## Direction:
The entries below are to be written out again without alteration.

-- Begin Dataset records --

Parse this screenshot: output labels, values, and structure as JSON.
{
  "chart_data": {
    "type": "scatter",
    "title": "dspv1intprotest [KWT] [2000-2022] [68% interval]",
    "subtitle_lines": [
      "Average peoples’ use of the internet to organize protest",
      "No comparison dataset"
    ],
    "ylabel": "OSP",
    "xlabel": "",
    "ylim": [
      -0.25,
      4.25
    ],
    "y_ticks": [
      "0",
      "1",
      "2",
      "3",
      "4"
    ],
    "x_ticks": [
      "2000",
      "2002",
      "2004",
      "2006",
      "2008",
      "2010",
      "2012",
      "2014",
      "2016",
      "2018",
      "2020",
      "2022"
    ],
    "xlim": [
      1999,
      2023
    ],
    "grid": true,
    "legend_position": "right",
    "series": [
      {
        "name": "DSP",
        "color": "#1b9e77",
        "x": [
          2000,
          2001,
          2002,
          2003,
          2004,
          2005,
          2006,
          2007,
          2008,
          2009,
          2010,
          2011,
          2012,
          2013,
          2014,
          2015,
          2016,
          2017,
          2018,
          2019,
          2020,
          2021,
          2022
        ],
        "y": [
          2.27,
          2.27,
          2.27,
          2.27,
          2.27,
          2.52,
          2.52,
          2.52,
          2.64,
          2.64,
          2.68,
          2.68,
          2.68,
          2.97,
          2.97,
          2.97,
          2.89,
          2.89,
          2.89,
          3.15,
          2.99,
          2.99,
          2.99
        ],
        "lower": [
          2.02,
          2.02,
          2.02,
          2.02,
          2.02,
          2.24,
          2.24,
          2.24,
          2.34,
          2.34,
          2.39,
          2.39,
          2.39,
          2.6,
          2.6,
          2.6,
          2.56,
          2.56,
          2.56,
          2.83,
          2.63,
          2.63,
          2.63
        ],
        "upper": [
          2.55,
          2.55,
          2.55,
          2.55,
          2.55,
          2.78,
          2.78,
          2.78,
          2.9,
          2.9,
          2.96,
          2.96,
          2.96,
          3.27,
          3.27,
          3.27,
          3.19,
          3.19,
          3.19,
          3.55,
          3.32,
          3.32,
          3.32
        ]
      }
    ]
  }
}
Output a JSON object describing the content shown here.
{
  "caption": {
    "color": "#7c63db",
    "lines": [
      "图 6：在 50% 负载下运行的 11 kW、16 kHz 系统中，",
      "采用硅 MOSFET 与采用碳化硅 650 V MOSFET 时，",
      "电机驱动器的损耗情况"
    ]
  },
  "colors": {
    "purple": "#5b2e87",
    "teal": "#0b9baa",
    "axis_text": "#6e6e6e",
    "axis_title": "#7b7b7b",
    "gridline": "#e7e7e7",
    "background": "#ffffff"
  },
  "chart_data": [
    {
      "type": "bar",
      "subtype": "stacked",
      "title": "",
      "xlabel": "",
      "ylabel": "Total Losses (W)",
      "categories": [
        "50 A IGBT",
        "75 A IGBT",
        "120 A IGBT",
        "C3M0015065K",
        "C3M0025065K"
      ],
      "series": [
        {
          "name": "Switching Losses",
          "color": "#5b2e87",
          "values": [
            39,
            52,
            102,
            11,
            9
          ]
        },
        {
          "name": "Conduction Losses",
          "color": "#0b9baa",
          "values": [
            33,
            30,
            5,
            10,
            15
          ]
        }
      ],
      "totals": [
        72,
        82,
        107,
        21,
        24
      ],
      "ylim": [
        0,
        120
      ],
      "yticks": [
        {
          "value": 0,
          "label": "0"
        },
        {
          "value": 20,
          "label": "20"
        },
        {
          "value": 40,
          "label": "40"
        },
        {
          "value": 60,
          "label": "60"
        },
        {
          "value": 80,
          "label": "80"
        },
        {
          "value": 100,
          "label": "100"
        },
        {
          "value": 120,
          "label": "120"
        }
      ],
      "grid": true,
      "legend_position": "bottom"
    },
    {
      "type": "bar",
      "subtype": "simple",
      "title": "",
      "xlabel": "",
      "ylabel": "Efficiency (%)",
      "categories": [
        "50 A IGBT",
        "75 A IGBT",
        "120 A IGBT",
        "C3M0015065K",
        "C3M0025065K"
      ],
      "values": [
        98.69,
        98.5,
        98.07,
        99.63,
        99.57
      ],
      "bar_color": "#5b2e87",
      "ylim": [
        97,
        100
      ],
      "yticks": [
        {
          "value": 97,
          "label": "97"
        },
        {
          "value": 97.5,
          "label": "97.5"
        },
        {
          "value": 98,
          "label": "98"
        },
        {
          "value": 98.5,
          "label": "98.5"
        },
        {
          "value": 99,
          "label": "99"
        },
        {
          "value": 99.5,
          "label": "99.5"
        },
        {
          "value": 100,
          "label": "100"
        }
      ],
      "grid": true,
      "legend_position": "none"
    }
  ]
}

-- End Dataset records --

## Answer to the task:
Parse this screenshot: output labels, values, and structure as JSON.
{
  "chart_data": {
    "type": "scatter",
    "title": "dspv1intprotest [KWT] [2000-2022] [68% interval]",
    "subtitle_lines": [
      "Average peoples’ use of the internet to organize protest",
      "No comparison dataset"
    ],
    "ylabel": "OSP",
    "xlabel": "",
    "ylim": [
      -0.25,
      4.25
    ],
    "y_ticks": [
      "0",
      "1",
      "2",
      "3",
      "4"
    ],
    "x_ticks": [
      "2000",
      "2002",
      "2004",
      "2006",
      "2008",
      "2010",
      "2012",
      "2014",
      "2016",
      "2018",
      "2020",
      "2022"
    ],
    "xlim": [
      1999,
      2023
    ],
    "grid": true,
    "legend_position": "right",
    "series": [
      {
        "name": "DSP",
        "color": "#1b9e77",
        "x": [
          2000,
          2001,
          2002,
          2003,
          2004,
          2005,
          2006,
          2007,
          2008,
          2009,
          2010,
          2011,
          2012,
          2013,
          2014,
          2015,
          2016,
          2017,
          2018,
          2019,
          2020,
          2021,
          2022
        ],
        "y": [
          2.27,
          2.27,
          2.27,
          2.27,
          2.27,
          2.52,
          2.52,
          2.52,
          2.64,
          2.64,
          2.68,
          2.68,
          2.68,
          2.97,
          2.97,
          2.97,
          2.89,
          2.89,
          2.89,
          3.15,
          2.99,
          2.99,
          2.99
        ],
        "lower": [
          2.02,
          2.02,
          2.02,
          2.02,
          2.02,
          2.24,
          2.24,
          2.24,
          2.34,
          2.34,
          2.39,
          2.39,
          2.39,
          2.6,
          2.6,
          2.6,
          2.56,
          2.56,
          2.56,
          2.83,
          2.63,
          2.63,
          2.63
        ],
        "upper": [
          2.55,
          2.55,
          2.55,
          2.55,
          2.55,
          2.78,
          2.78,
          2.78,
          2.9,
          2.9,
          2.96,
          2.96,
          2.96,
          3.27,
          3.27,
          3.27,
          3.19,
          3.19,
          3.19,
          3.55,
          3.32,
          3.32,
          3.32
        ]
      }
    ]
  }
}
Output a JSON object describing the content shown here.
{
  "caption": {
    "color": "#7c63db",
    "lines": [
      "图 6：在 50% 负载下运行的 11 kW、16 kHz 系统中，",
      "采用硅 MOSFET 与采用碳化硅 650 V MOSFET 时，",
      "电机驱动器的损耗情况"
    ]
  },
  "colors": {
    "purple": "#5b2e87",
    "teal": "#0b9baa",
    "axis_text": "#6e6e6e",
    "axis_title": "#7b7b7b",
    "gridline": "#e7e7e7",
    "background": "#ffffff"
  },
  "chart_data": [
    {
      "type": "bar",
      "subtype": "stacked",
      "title": "",
      "xlabel": "",
      "ylabel": "Total Losses (W)",
      "categories": [
        "50 A IGBT",
        "75 A IGBT",
        "120 A IGBT",
        "C3M0015065K",
        "C3M0025065K"
      ],
      "series": [
        {
          "name": "Switching Losses",
          "color": "#5b2e87",
          "values": [
            39,
            52,
            102,
            11,
            9
          ]
        },
        {
          "name": "Conduction Losses",
          "color": "#0b9baa",
          "values": [
            33,
            30,
            5,
            10,
            15
          ]
        }
      ],
      "totals": [
        72,
        82,
        107,
        21,
        24
      ],
      "ylim": [
        0,
        120
      ],
      "yticks": [
        {
          "value": 0,
          "label": "0"
        },
        {
          "value": 20,
          "label": "20"
        },
        {
          "value": 40,
          "label": "40"
        },
        {
          "value": 60,
          "label": "60"
        },
        {
          "value": 80,
          "label": "80"
        },
        {
          "value": 100,
          "label": "100"
        },
        {
          "value": 120,
          "label": "120"
        }
      ],
      "grid": true,
      "legend_position": "bottom"
    },
    {
      "type": "bar",
      "subtype": "simple",
      "title": "",
      "xlabel": "",
      "ylabel": "Efficiency (%)",
      "categories": [
        "50 A IGBT",
        "75 A IGBT",
        "120 A IGBT",
        "C3M0015065K",
        "C3M0025065K"
      ],
      "values": [
        98.69,
        98.5,
        98.07,
        99.63,
        99.57
      ],
      "bar_color": "#5b2e87",
      "ylim": [
        97,
        100
      ],
      "yticks": [
        {
          "value": 97,
          "label": "97"
        },
        {
          "value": 97.5,
          "label": "97.5"
        },
        {
          "value": 98,
          "label": "98"
        },
        {
          "value": 98.5,
          "label": "98.5"
        },
        {
          "value": 99,
          "label": "99"
        },
        {
          "value": 99.5,
          "label": "99.5"
        },
        {
          "value": 100,
          "label": "100"
        }
      ],
      "grid": true,
      "legend_position": "none"
    }
  ]
}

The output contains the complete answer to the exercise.